**What to produce**. The data must be returned in full and exactly as given.

Data items:
========================================

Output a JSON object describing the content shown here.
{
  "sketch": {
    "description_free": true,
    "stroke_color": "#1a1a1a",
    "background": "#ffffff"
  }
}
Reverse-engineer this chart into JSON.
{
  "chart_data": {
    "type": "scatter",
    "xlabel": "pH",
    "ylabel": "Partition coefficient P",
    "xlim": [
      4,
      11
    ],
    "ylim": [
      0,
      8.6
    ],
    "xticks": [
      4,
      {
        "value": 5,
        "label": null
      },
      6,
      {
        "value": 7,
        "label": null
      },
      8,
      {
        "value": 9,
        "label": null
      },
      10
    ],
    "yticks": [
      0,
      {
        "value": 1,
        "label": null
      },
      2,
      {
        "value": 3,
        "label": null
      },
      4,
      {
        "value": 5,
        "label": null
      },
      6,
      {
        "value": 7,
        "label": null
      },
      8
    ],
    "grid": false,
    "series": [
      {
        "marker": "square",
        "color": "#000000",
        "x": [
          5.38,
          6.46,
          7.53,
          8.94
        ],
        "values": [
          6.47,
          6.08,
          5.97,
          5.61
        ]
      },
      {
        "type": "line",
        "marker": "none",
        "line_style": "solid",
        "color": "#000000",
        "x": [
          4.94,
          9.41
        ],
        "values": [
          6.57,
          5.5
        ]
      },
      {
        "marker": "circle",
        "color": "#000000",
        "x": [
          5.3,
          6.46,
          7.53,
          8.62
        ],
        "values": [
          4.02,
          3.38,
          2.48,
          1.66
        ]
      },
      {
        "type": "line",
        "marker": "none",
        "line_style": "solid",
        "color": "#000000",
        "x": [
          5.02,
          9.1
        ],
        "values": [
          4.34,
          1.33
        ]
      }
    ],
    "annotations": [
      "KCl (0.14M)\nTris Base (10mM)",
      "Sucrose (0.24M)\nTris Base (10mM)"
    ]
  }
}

========================================

**Answer in full**.
Output a JSON object describing the content shown here.
{
  "sketch": {
    "description_free": true,
    "stroke_color": "#1a1a1a",
    "background": "#ffffff"
  }
}
Reverse-engineer this chart into JSON.
{
  "chart_data": {
    "type": "scatter",
    "xlabel": "pH",
    "ylabel": "Partition coefficient P",
    "xlim": [
      4,
      11
    ],
    "ylim": [
      0,
      8.6
    ],
    "xticks": [
      4,
      {
        "value": 5,
        "label": null
      },
      6,
      {
        "value": 7,
        "label": null
      },
      8,
      {
        "value": 9,
        "label": null
      },
      10
    ],
    "yticks": [
      0,
      {
        "value": 1,
        "label": null
      },
      2,
      {
        "value": 3,
        "label": null
      },
      4,
      {
        "value": 5,
        "label": null
      },
      6,
      {
        "value": 7,
        "label": null
      },
      8
    ],
    "grid": false,
    "series": [
      {
        "marker": "square",
        "color": "#000000",
        "x": [
          5.38,
          6.46,
          7.53,
          8.94
        ],
        "values": [
          6.47,
          6.08,
          5.97,
          5.61
        ]
      },
      {
        "type": "line",
        "marker": "none",
        "line_style": "solid",
        "color": "#000000",
        "x": [
          4.94,
          9.41
        ],
        "values": [
          6.57,
          5.5
        ]
      },
      {
        "marker": "circle",
        "color": "#000000",
        "x": [
          5.3,
          6.46,
          7.53,
          8.62
        ],
        "values": [
          4.02,
          3.38,
          2.48,
          1.66
        ]
      },
      {
        "type": "line",
        "marker": "none",
        "line_style": "solid",
        "color": "#000000",
        "x": [
          5.02,
          9.1
        ],
        "values": [
          4.34,
          1.33
        ]
      }
    ],
    "annotations": [
      "KCl (0.14M)\nTris Base (10mM)",
      "Sucrose (0.24M)\nTris Base (10mM)"
    ]
  }
}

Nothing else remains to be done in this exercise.